__Given data__:
• • •
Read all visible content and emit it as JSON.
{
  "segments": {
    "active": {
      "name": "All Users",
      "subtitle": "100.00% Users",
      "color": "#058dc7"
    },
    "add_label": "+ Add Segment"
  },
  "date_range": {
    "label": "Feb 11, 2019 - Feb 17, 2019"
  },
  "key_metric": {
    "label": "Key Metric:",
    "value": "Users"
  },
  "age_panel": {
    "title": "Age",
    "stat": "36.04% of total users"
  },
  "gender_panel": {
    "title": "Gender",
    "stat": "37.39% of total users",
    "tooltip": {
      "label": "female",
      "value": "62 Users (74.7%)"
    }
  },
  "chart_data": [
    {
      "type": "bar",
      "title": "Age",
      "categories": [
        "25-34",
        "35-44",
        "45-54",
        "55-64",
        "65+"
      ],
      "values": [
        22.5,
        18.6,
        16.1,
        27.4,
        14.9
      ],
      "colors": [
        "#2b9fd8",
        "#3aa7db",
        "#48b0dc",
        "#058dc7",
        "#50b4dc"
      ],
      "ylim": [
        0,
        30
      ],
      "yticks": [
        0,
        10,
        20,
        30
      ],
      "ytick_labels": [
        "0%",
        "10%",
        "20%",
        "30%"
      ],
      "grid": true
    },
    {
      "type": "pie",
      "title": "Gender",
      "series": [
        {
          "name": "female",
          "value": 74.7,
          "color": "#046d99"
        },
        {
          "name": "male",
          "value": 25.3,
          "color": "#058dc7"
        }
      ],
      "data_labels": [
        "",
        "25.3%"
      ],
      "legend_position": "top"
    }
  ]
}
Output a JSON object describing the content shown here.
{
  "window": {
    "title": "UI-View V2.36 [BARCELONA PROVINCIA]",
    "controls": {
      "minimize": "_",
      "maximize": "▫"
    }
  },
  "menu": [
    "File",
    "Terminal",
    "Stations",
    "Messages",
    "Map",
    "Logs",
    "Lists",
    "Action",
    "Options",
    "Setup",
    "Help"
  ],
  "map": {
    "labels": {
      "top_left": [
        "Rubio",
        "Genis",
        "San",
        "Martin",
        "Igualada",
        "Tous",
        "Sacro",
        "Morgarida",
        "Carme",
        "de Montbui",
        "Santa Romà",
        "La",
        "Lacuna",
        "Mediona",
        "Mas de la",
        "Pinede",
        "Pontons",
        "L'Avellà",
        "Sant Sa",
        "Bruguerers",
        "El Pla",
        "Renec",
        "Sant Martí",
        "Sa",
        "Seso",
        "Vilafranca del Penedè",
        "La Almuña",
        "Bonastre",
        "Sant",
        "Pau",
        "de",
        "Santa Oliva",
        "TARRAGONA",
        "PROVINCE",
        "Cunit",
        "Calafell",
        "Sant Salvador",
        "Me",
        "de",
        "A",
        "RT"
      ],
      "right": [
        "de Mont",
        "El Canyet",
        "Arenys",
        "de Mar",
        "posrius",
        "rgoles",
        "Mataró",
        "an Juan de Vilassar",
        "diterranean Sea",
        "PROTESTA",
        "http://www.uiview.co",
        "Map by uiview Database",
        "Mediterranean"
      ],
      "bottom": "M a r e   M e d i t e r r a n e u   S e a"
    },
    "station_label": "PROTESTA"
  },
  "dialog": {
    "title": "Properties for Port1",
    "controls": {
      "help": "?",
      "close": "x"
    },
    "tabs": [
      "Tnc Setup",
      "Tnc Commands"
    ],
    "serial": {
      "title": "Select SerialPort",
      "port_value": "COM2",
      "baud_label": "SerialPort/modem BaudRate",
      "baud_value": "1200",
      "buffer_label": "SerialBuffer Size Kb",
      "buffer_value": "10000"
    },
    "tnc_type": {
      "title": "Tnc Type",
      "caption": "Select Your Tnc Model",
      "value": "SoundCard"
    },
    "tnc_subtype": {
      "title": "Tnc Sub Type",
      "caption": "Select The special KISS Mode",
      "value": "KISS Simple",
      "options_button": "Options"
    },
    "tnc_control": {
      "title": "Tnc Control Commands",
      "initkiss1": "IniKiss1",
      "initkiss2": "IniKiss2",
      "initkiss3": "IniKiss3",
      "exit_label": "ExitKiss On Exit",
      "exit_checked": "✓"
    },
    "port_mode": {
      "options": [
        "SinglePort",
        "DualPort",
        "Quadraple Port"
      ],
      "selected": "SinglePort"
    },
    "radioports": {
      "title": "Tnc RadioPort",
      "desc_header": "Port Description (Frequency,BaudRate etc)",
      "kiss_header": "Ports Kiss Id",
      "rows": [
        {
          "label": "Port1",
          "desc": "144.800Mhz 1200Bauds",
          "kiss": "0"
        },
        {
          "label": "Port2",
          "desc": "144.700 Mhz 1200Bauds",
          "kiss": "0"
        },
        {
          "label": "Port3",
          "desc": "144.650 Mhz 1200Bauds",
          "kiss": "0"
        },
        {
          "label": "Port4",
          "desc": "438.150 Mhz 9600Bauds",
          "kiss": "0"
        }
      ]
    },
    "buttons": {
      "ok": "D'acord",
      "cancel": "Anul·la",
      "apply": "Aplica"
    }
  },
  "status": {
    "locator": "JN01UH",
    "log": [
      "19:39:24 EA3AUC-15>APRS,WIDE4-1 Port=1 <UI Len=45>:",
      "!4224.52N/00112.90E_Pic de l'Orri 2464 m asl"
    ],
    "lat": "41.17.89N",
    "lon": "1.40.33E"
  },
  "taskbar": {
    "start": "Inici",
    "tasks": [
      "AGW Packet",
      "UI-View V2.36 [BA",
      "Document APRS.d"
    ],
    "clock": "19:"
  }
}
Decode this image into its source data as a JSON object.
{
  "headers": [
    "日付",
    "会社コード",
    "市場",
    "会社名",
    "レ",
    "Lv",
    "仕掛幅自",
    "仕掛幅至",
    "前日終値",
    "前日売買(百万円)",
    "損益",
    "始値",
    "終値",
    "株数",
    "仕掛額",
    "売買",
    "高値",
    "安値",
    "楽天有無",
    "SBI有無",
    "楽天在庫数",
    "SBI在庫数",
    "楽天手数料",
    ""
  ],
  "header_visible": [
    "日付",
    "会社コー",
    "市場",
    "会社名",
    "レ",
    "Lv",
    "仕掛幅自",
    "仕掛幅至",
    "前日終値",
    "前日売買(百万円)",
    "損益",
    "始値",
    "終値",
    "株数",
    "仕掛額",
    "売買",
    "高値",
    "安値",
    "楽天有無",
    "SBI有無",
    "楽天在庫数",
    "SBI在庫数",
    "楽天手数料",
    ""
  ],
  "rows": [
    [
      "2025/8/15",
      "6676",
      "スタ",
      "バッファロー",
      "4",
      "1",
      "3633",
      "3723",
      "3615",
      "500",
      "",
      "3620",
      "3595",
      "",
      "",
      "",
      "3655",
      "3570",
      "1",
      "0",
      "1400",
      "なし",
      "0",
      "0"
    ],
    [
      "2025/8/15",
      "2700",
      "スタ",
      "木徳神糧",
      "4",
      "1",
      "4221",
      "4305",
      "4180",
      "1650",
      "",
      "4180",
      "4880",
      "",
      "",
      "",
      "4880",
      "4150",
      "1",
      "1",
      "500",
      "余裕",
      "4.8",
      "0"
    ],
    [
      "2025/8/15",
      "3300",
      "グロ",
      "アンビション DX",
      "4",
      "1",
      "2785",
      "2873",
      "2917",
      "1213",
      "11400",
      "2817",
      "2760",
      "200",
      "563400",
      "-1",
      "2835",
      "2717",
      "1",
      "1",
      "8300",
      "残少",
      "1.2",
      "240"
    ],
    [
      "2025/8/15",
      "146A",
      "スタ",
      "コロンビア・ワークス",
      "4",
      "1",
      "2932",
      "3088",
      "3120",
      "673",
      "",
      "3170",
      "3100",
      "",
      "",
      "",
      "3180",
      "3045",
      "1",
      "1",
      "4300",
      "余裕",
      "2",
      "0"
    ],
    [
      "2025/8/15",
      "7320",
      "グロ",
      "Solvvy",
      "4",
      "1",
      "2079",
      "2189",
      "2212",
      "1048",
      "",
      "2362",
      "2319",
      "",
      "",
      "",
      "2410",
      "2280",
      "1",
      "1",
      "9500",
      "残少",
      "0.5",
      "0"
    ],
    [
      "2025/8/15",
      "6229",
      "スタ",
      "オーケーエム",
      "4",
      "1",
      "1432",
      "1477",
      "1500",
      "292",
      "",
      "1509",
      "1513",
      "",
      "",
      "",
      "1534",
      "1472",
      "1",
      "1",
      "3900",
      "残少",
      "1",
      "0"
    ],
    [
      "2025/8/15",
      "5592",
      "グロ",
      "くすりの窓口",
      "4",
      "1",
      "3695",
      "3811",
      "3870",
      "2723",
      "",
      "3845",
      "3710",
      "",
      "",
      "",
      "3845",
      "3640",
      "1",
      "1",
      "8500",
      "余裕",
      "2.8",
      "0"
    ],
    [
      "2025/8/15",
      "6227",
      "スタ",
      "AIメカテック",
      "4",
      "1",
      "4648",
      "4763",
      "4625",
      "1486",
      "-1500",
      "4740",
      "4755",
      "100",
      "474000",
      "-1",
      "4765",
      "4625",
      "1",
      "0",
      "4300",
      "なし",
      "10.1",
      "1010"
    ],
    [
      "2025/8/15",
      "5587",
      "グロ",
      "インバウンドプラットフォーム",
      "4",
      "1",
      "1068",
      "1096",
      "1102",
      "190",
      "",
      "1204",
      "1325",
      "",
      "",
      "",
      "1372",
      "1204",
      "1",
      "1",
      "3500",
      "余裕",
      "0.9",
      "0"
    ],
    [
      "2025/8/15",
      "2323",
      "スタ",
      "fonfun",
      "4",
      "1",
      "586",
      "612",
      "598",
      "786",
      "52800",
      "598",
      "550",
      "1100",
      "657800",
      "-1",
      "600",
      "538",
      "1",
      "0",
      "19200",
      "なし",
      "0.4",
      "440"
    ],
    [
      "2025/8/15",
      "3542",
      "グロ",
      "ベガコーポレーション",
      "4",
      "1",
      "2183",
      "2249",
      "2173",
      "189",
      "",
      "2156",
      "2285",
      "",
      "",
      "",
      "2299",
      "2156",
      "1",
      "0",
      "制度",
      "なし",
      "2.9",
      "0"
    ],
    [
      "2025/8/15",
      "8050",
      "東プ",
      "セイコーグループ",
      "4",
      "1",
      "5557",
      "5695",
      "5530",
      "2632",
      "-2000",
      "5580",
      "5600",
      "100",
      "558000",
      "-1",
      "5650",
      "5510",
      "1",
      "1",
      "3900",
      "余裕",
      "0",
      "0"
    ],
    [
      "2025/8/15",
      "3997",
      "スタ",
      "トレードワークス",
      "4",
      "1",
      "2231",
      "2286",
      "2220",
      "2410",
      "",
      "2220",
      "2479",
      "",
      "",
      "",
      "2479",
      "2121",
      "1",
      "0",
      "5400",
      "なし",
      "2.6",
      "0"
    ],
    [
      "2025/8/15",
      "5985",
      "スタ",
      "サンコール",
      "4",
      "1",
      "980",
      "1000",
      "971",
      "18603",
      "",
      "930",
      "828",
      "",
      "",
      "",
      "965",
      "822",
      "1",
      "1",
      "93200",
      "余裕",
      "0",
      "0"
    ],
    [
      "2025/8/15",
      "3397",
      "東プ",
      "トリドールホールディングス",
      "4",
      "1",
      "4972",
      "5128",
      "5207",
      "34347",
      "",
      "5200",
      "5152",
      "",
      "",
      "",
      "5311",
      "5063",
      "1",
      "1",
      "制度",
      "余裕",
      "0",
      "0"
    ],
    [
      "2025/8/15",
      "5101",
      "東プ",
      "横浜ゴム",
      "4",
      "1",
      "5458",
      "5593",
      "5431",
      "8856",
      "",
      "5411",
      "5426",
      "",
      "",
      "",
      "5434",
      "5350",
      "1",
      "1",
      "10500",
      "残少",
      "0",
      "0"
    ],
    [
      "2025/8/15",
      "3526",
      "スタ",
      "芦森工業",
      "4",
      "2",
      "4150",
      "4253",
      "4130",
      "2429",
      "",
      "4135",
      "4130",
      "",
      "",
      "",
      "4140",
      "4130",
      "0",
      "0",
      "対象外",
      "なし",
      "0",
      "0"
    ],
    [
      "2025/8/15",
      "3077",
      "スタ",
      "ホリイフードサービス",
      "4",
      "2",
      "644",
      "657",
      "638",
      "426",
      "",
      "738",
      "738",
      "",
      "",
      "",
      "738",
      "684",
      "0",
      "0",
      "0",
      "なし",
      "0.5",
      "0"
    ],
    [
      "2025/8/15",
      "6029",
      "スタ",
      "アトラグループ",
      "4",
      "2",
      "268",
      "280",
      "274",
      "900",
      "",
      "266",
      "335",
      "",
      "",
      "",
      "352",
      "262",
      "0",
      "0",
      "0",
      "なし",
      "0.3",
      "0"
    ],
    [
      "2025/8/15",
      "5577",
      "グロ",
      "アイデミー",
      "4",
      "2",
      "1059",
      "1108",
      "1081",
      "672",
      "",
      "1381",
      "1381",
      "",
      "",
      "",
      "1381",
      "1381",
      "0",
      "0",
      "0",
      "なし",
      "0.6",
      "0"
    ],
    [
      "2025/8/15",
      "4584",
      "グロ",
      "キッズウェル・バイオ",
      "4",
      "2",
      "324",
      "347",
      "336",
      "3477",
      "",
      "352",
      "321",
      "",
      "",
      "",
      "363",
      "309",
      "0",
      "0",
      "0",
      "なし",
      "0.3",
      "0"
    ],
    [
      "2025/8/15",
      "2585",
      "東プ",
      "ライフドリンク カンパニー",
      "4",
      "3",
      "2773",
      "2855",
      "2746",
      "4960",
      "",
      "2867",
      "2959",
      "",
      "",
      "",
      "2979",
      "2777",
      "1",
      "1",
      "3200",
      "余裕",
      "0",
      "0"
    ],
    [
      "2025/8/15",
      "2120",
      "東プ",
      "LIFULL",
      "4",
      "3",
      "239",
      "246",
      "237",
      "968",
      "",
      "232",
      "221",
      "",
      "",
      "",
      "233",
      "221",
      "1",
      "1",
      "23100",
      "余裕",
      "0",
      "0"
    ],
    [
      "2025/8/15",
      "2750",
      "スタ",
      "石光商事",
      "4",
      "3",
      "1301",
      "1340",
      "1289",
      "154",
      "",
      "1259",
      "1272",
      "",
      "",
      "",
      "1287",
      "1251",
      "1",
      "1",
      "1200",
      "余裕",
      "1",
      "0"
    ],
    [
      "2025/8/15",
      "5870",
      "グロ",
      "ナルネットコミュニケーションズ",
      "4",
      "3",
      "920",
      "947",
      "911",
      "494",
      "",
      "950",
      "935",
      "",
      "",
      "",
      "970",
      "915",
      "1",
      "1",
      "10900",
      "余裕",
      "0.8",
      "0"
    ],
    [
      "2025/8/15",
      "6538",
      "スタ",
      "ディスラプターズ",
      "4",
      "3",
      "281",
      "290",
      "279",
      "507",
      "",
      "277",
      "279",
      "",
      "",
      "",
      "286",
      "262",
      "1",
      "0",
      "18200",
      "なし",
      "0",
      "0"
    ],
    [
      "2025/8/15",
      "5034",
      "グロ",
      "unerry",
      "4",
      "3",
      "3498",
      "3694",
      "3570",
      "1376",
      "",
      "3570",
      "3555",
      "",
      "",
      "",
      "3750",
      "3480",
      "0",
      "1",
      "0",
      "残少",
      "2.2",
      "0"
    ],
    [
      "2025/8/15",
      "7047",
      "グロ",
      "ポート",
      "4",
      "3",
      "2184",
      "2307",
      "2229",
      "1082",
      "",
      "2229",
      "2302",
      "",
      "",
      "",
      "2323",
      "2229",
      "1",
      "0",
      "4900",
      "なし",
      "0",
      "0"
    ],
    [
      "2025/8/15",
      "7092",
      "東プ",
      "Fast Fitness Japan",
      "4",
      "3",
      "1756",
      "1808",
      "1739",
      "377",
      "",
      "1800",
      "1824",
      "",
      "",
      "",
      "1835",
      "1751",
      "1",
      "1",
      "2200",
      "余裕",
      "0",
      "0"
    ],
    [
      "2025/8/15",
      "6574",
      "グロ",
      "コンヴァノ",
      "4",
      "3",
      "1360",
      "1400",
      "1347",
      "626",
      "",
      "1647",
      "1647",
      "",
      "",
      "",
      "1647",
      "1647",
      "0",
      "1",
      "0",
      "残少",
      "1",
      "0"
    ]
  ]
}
• • •
__What this task involves__: The required output is the number of lines containing the word "caption", and nothing besides.

__Result of the exercise__: 2